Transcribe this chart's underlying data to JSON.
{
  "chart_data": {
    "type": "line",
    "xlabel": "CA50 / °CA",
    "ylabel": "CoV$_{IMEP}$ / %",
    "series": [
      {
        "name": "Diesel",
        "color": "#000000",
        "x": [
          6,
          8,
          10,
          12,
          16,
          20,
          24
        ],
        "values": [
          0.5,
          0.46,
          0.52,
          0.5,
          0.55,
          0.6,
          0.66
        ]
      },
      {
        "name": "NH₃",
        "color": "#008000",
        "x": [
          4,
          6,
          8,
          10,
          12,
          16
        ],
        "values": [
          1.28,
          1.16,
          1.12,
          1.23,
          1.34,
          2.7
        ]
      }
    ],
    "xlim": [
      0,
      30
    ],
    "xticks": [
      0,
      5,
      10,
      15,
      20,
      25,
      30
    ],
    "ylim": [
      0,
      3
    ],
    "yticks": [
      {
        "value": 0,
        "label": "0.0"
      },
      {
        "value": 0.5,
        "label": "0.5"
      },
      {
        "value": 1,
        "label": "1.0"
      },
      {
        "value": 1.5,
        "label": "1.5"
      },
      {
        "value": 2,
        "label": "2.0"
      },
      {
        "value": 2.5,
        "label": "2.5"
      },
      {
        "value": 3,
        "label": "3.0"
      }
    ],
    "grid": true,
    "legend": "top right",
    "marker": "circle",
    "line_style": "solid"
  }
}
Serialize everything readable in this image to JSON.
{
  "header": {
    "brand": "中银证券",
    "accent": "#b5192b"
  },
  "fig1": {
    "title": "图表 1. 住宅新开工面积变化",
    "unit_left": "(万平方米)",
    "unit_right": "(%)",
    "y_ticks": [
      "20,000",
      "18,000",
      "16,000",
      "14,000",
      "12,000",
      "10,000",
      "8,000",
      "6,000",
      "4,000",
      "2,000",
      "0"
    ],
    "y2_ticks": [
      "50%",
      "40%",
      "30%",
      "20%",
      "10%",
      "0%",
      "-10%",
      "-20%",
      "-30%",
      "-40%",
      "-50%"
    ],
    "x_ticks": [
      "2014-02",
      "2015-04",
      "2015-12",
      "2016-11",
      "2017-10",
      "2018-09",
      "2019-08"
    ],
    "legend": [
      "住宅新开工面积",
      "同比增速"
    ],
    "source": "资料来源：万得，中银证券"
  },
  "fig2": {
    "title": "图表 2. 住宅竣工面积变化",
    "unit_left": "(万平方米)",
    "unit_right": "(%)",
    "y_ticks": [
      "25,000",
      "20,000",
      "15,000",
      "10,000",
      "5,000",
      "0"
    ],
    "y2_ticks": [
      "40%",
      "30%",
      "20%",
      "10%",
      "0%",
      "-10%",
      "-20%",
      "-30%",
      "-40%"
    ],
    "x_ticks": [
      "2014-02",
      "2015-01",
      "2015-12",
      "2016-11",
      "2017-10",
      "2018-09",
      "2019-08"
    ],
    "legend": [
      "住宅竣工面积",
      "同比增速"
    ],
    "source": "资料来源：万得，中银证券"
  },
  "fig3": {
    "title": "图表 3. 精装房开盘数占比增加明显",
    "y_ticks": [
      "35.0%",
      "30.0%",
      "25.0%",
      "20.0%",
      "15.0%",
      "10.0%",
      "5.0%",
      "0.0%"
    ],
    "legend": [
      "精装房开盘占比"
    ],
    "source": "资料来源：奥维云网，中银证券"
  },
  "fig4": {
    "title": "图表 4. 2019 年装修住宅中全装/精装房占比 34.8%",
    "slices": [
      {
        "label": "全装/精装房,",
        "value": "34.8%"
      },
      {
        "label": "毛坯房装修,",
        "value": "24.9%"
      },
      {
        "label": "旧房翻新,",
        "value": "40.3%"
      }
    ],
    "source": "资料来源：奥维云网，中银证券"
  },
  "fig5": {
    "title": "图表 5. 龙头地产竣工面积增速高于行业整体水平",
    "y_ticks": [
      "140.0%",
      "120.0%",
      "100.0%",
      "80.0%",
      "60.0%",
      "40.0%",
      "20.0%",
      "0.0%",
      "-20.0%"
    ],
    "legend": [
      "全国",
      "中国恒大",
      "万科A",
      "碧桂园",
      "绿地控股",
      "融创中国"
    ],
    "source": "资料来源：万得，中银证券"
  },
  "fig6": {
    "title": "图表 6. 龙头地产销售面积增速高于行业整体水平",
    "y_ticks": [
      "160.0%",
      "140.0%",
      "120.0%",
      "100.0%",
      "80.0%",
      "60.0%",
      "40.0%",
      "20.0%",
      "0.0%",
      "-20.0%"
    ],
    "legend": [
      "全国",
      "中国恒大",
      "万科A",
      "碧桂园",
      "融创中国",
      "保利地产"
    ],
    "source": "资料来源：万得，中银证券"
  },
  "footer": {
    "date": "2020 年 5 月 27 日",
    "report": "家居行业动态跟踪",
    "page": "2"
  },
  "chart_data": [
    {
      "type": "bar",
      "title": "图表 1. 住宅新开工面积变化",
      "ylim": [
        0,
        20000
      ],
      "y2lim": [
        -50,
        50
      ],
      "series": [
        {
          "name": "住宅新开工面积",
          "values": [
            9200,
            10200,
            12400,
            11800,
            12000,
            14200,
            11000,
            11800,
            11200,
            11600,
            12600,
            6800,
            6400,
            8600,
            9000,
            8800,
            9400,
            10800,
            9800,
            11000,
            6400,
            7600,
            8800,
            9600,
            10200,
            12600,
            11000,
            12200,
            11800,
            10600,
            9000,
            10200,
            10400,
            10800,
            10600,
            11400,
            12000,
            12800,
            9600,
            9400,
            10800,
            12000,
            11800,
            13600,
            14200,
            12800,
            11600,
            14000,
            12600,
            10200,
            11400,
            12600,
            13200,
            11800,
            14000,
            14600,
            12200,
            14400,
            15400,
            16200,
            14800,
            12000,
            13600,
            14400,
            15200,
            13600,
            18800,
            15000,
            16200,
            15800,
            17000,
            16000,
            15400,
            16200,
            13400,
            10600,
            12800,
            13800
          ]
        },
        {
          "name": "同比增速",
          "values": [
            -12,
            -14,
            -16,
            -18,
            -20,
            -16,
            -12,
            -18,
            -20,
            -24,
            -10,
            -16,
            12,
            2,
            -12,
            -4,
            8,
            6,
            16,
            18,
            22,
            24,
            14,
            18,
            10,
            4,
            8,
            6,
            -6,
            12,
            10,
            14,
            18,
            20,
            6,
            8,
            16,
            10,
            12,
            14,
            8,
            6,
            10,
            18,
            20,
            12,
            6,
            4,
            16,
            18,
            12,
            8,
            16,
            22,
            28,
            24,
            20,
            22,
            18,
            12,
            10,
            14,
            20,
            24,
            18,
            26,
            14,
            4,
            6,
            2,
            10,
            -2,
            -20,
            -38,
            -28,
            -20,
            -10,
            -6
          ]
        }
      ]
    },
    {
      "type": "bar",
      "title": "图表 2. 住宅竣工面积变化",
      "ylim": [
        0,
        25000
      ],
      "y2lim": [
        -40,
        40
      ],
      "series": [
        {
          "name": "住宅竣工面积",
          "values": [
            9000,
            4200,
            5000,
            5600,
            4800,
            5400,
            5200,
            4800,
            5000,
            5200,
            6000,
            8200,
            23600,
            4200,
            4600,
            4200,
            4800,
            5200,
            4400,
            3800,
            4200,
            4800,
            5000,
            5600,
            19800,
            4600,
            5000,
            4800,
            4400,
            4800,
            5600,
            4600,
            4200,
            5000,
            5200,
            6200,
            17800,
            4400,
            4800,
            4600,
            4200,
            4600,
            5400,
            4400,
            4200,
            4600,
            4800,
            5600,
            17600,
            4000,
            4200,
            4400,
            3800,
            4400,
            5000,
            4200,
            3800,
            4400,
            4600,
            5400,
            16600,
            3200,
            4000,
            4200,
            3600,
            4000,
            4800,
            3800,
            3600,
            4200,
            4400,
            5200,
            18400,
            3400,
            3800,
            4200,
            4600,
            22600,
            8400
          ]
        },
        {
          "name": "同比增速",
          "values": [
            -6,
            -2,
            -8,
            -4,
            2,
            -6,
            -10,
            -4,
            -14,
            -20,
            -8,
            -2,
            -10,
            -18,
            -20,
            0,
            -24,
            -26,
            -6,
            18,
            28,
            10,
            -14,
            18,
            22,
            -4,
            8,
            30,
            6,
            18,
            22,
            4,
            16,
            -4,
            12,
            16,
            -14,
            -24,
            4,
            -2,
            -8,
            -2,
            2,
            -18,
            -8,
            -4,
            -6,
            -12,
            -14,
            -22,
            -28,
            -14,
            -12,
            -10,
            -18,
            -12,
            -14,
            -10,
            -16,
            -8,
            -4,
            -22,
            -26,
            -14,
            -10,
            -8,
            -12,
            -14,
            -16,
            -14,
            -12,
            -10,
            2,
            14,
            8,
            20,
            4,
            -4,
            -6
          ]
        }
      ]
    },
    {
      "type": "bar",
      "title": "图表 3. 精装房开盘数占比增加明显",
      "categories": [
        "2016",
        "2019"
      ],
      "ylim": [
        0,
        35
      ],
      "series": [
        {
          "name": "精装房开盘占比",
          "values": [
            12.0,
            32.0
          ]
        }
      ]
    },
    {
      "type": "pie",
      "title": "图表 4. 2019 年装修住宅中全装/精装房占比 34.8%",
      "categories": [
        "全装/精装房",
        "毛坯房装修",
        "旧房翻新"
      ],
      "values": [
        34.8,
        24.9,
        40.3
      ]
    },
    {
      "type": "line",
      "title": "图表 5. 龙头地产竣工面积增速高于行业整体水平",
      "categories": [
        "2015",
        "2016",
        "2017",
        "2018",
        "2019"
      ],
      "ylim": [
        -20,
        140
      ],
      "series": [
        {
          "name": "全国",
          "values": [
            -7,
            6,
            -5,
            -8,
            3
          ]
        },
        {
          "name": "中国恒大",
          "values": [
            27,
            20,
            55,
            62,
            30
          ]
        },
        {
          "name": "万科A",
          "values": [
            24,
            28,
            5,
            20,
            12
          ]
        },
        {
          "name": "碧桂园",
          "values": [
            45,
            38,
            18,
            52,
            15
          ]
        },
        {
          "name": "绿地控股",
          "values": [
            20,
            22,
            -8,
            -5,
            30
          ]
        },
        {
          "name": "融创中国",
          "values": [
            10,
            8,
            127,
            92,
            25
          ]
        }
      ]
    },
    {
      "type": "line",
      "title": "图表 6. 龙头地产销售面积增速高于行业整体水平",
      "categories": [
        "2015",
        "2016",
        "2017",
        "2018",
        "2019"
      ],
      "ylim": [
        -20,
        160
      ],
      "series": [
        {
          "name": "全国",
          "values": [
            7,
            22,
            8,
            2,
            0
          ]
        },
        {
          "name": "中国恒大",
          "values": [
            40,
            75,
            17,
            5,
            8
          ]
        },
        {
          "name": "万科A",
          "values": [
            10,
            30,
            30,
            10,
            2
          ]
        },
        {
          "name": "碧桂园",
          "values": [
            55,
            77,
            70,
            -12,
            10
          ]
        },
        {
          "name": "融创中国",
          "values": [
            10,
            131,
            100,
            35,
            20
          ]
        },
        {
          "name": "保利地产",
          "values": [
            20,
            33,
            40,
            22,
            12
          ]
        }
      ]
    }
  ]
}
****************************************
(Exercise objective): Copy each line of the data above that holds "年装修住宅中全装".

(Answer below):
    "title": "图表 4. 2019 年装修住宅中全装/精装房占比 34.8%",
      "title": "图表 4. 2019 年装修住宅中全装/精装房占比 34.8%",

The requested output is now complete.